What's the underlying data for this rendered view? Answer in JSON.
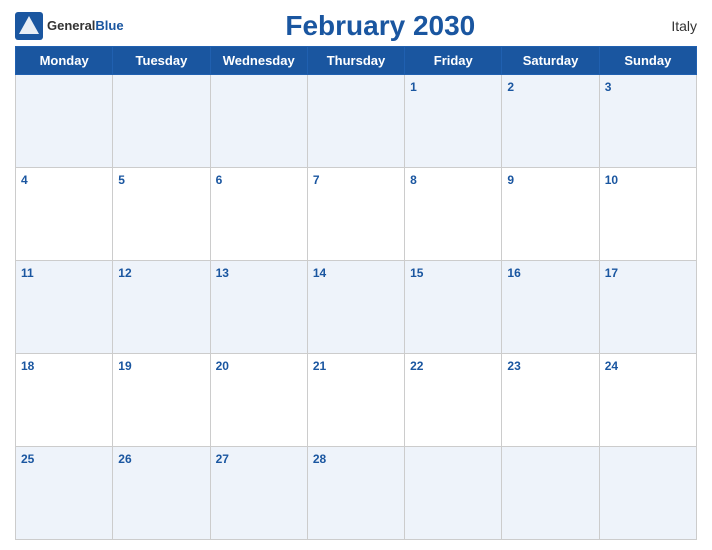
{
  "header": {
    "title": "February 2030",
    "country": "Italy",
    "logo": {
      "general": "General",
      "blue": "Blue"
    }
  },
  "weekdays": [
    "Monday",
    "Tuesday",
    "Wednesday",
    "Thursday",
    "Friday",
    "Saturday",
    "Sunday"
  ],
  "weeks": [
    [
      null,
      null,
      null,
      null,
      1,
      2,
      3
    ],
    [
      4,
      5,
      6,
      7,
      8,
      9,
      10
    ],
    [
      11,
      12,
      13,
      14,
      15,
      16,
      17
    ],
    [
      18,
      19,
      20,
      21,
      22,
      23,
      24
    ],
    [
      25,
      26,
      27,
      28,
      null,
      null,
      null
    ]
  ]
}
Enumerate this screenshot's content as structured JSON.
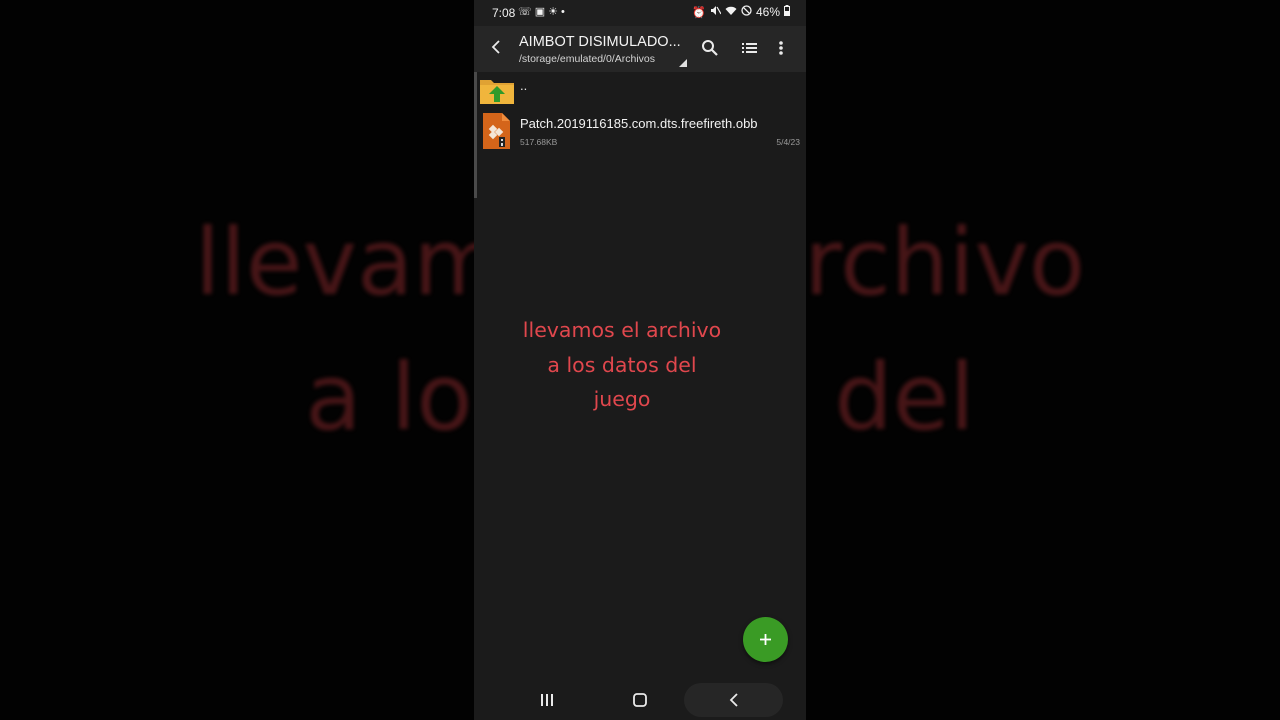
{
  "background_caption": {
    "lines": [
      "llevamos el archivo",
      "a los datos del",
      "juego"
    ]
  },
  "status_bar": {
    "time": "7:08",
    "left_icons": [
      "whatsapp-icon",
      "screenshot-icon",
      "weather-icon",
      "dot"
    ],
    "right_icons": [
      "alarm-icon",
      "mute-icon",
      "wifi-icon",
      "do-not-disturb-icon",
      "battery-icon"
    ],
    "battery": "46%"
  },
  "app_bar": {
    "title": "AIMBOT DISIMULADO...",
    "path": "/storage/emulated/0/Archivos",
    "icons": [
      "back-arrow-icon",
      "search-icon",
      "list-view-icon",
      "more-vert-icon"
    ]
  },
  "file_list": {
    "parent_label": "..",
    "items": [
      {
        "name": "Patch.2019116185.com.dts.freefireth.obb",
        "size": "517.68KB",
        "date": "5/4/23",
        "icon": "archive-file-icon"
      }
    ]
  },
  "caption": {
    "lines": [
      "llevamos el archivo",
      "a los datos del",
      "juego"
    ],
    "color": "#e0474d"
  },
  "fab": {
    "icon": "plus-icon",
    "color": "#3a9b25"
  },
  "nav_bar": {
    "icons": [
      "recents-icon",
      "home-icon",
      "back-icon"
    ]
  }
}
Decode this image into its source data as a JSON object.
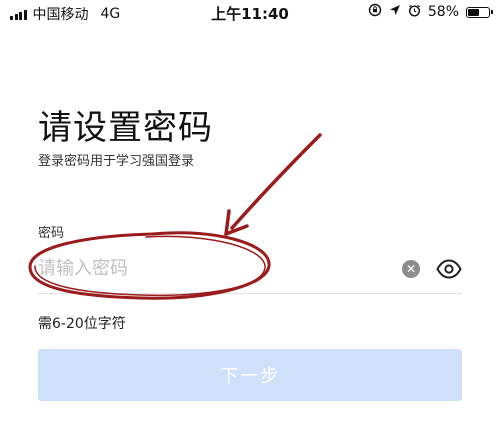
{
  "status_bar": {
    "carrier": "中国移动",
    "network": "4G",
    "time": "上午11:40",
    "battery_percent_label": "58%",
    "battery_level": 0.58,
    "icons": [
      "signal-icon",
      "lock-rotation-icon",
      "location-icon",
      "alarm-icon",
      "battery-icon"
    ]
  },
  "page": {
    "title": "请设置密码",
    "subtitle": "登录密码用于学习强国登录"
  },
  "password_field": {
    "label": "密码",
    "placeholder": "请输入密码",
    "value": "",
    "clear_icon": "clear-icon",
    "visibility_icon": "eye-icon"
  },
  "hint": "需6-20位字符",
  "next_button": {
    "label": "下一步",
    "background": "#cfe0fb",
    "enabled": false
  },
  "annotation": {
    "color": "#9b1c1c",
    "shapes": [
      "arrow",
      "ellipse"
    ]
  }
}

**Work to do**
Transcribe the full listing above exactly as it stands, minus the pictures.

**Result**
What's the underlying data for this rendered view? Answer in JSON.
{
  "header": {
    "title": "February 2030",
    "country": "Italy",
    "logo": {
      "general": "General",
      "blue": "Blue"
    }
  },
  "weekdays": [
    "Monday",
    "Tuesday",
    "Wednesday",
    "Thursday",
    "Friday",
    "Saturday",
    "Sunday"
  ],
  "weeks": [
    [
      null,
      null,
      null,
      null,
      1,
      2,
      3
    ],
    [
      4,
      5,
      6,
      7,
      8,
      9,
      10
    ],
    [
      11,
      12,
      13,
      14,
      15,
      16,
      17
    ],
    [
      18,
      19,
      20,
      21,
      22,
      23,
      24
    ],
    [
      25,
      26,
      27,
      28,
      null,
      null,
      null
    ]
  ]
}
Enumerate this screenshot's content as structured JSON.
{
  "background_caption": {
    "lines": [
      "llevamos el archivo",
      "a los datos del",
      "juego"
    ]
  },
  "status_bar": {
    "time": "7:08",
    "left_icons": [
      "whatsapp-icon",
      "screenshot-icon",
      "weather-icon",
      "dot"
    ],
    "right_icons": [
      "alarm-icon",
      "mute-icon",
      "wifi-icon",
      "do-not-disturb-icon",
      "battery-icon"
    ],
    "battery": "46%"
  },
  "app_bar": {
    "title": "AIMBOT DISIMULADO...",
    "path": "/storage/emulated/0/Archivos",
    "icons": [
      "back-arrow-icon",
      "search-icon",
      "list-view-icon",
      "more-vert-icon"
    ]
  },
  "file_list": {
    "parent_label": "..",
    "items": [
      {
        "name": "Patch.2019116185.com.dts.freefireth.obb",
        "size": "517.68KB",
        "date": "5/4/23",
        "icon": "archive-file-icon"
      }
    ]
  },
  "caption": {
    "lines": [
      "llevamos el archivo",
      "a los datos del",
      "juego"
    ],
    "color": "#e0474d"
  },
  "fab": {
    "icon": "plus-icon",
    "color": "#3a9b25"
  },
  "nav_bar": {
    "icons": [
      "recents-icon",
      "home-icon",
      "back-icon"
    ]
  }
}
Decode this image into its source data as a JSON object.
{
  "status_bar": {
    "carrier": "中国移动",
    "network": "4G",
    "time": "上午11:40",
    "battery_percent_label": "58%",
    "battery_level": 0.58,
    "icons": [
      "signal-icon",
      "lock-rotation-icon",
      "location-icon",
      "alarm-icon",
      "battery-icon"
    ]
  },
  "page": {
    "title": "请设置密码",
    "subtitle": "登录密码用于学习强国登录"
  },
  "password_field": {
    "label": "密码",
    "placeholder": "请输入密码",
    "value": "",
    "clear_icon": "clear-icon",
    "visibility_icon": "eye-icon"
  },
  "hint": "需6-20位字符",
  "next_button": {
    "label": "下一步",
    "background": "#cfe0fb",
    "enabled": false
  },
  "annotation": {
    "color": "#9b1c1c",
    "shapes": [
      "arrow",
      "ellipse"
    ]
  }
}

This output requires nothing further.